WHAT IS NEEDED:
Repeat all of the material below exactly as written, images excluded.

RECORDS PROVIDED:
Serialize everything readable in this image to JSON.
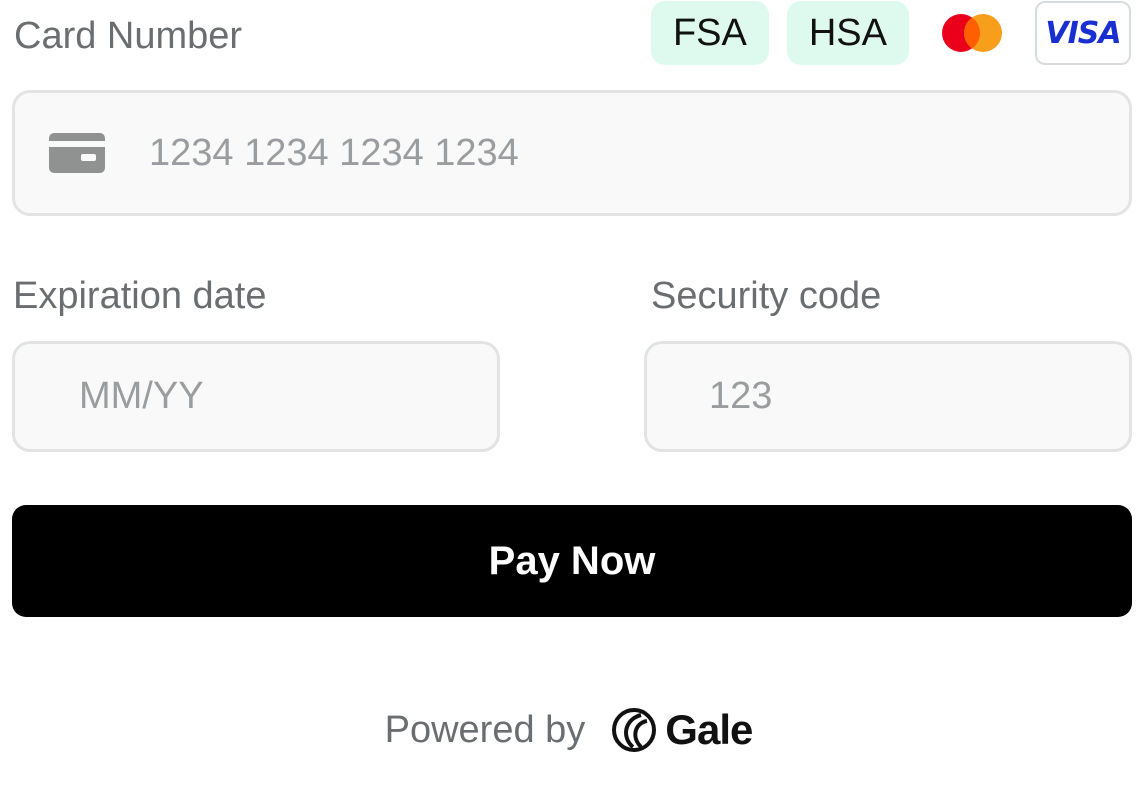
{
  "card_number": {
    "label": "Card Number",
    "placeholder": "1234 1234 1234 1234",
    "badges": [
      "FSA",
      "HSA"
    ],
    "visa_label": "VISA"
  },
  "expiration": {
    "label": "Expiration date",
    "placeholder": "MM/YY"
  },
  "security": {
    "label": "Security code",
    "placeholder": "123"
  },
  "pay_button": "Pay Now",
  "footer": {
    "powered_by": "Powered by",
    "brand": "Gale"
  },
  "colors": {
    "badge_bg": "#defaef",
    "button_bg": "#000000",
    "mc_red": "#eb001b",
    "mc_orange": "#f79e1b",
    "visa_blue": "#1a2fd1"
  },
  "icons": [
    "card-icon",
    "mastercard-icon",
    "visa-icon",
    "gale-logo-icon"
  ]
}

RESPONSE TO THIS TASK:
Serialize everything readable in this image to JSON.
{
  "card_number": {
    "label": "Card Number",
    "placeholder": "1234 1234 1234 1234",
    "badges": [
      "FSA",
      "HSA"
    ],
    "visa_label": "VISA"
  },
  "expiration": {
    "label": "Expiration date",
    "placeholder": "MM/YY"
  },
  "security": {
    "label": "Security code",
    "placeholder": "123"
  },
  "pay_button": "Pay Now",
  "footer": {
    "powered_by": "Powered by",
    "brand": "Gale"
  },
  "colors": {
    "badge_bg": "#defaef",
    "button_bg": "#000000",
    "mc_red": "#eb001b",
    "mc_orange": "#f79e1b",
    "visa_blue": "#1a2fd1"
  },
  "icons": [
    "card-icon",
    "mastercard-icon",
    "visa-icon",
    "gale-logo-icon"
  ]
}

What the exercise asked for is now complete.